**WHAT IS REQUIRED**
Without altering anything, output the material below.

**DATA ROWS**
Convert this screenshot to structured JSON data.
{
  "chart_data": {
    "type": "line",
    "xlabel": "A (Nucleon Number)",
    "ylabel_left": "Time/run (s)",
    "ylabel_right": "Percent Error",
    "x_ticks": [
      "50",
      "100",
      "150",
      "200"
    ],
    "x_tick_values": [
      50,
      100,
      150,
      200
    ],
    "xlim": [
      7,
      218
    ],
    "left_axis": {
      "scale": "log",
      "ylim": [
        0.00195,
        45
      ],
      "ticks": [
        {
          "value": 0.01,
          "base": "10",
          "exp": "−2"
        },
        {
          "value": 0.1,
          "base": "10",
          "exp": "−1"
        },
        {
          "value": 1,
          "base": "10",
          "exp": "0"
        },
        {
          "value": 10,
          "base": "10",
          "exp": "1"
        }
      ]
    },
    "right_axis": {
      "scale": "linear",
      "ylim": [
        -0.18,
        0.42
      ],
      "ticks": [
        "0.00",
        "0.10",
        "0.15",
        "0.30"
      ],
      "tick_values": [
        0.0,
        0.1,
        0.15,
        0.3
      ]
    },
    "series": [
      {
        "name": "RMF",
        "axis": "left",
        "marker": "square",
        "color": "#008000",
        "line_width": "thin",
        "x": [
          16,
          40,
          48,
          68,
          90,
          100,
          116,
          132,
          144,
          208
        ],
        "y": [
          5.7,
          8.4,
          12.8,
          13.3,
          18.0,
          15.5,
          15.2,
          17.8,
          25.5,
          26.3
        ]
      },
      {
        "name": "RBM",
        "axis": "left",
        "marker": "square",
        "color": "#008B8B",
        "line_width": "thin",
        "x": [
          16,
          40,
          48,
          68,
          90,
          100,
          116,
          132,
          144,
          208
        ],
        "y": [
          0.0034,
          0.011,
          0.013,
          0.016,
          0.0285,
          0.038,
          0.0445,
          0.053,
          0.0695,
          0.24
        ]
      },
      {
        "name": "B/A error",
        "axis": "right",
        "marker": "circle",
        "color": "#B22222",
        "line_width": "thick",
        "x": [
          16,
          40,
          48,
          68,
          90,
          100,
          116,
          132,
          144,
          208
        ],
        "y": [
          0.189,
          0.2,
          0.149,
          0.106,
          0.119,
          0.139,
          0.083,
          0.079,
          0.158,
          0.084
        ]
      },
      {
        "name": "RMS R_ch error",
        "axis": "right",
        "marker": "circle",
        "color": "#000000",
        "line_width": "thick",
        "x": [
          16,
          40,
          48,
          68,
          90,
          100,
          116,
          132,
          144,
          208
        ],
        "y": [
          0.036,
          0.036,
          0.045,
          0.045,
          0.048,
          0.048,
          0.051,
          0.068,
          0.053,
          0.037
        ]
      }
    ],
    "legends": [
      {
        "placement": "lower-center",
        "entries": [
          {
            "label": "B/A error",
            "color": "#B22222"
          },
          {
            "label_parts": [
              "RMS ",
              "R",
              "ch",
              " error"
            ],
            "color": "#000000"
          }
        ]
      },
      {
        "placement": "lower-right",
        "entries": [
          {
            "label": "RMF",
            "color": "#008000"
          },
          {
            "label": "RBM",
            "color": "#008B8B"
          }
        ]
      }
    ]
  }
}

**RESULT**
Convert this screenshot to structured JSON data.
{
  "chart_data": {
    "type": "line",
    "xlabel": "A (Nucleon Number)",
    "ylabel_left": "Time/run (s)",
    "ylabel_right": "Percent Error",
    "x_ticks": [
      "50",
      "100",
      "150",
      "200"
    ],
    "x_tick_values": [
      50,
      100,
      150,
      200
    ],
    "xlim": [
      7,
      218
    ],
    "left_axis": {
      "scale": "log",
      "ylim": [
        0.00195,
        45
      ],
      "ticks": [
        {
          "value": 0.01,
          "base": "10",
          "exp": "−2"
        },
        {
          "value": 0.1,
          "base": "10",
          "exp": "−1"
        },
        {
          "value": 1,
          "base": "10",
          "exp": "0"
        },
        {
          "value": 10,
          "base": "10",
          "exp": "1"
        }
      ]
    },
    "right_axis": {
      "scale": "linear",
      "ylim": [
        -0.18,
        0.42
      ],
      "ticks": [
        "0.00",
        "0.10",
        "0.15",
        "0.30"
      ],
      "tick_values": [
        0.0,
        0.1,
        0.15,
        0.3
      ]
    },
    "series": [
      {
        "name": "RMF",
        "axis": "left",
        "marker": "square",
        "color": "#008000",
        "line_width": "thin",
        "x": [
          16,
          40,
          48,
          68,
          90,
          100,
          116,
          132,
          144,
          208
        ],
        "y": [
          5.7,
          8.4,
          12.8,
          13.3,
          18.0,
          15.5,
          15.2,
          17.8,
          25.5,
          26.3
        ]
      },
      {
        "name": "RBM",
        "axis": "left",
        "marker": "square",
        "color": "#008B8B",
        "line_width": "thin",
        "x": [
          16,
          40,
          48,
          68,
          90,
          100,
          116,
          132,
          144,
          208
        ],
        "y": [
          0.0034,
          0.011,
          0.013,
          0.016,
          0.0285,
          0.038,
          0.0445,
          0.053,
          0.0695,
          0.24
        ]
      },
      {
        "name": "B/A error",
        "axis": "right",
        "marker": "circle",
        "color": "#B22222",
        "line_width": "thick",
        "x": [
          16,
          40,
          48,
          68,
          90,
          100,
          116,
          132,
          144,
          208
        ],
        "y": [
          0.189,
          0.2,
          0.149,
          0.106,
          0.119,
          0.139,
          0.083,
          0.079,
          0.158,
          0.084
        ]
      },
      {
        "name": "RMS R_ch error",
        "axis": "right",
        "marker": "circle",
        "color": "#000000",
        "line_width": "thick",
        "x": [
          16,
          40,
          48,
          68,
          90,
          100,
          116,
          132,
          144,
          208
        ],
        "y": [
          0.036,
          0.036,
          0.045,
          0.045,
          0.048,
          0.048,
          0.051,
          0.068,
          0.053,
          0.037
        ]
      }
    ],
    "legends": [
      {
        "placement": "lower-center",
        "entries": [
          {
            "label": "B/A error",
            "color": "#B22222"
          },
          {
            "label_parts": [
              "RMS ",
              "R",
              "ch",
              " error"
            ],
            "color": "#000000"
          }
        ]
      },
      {
        "placement": "lower-right",
        "entries": [
          {
            "label": "RMF",
            "color": "#008000"
          },
          {
            "label": "RBM",
            "color": "#008B8B"
          }
        ]
      }
    ]
  }
}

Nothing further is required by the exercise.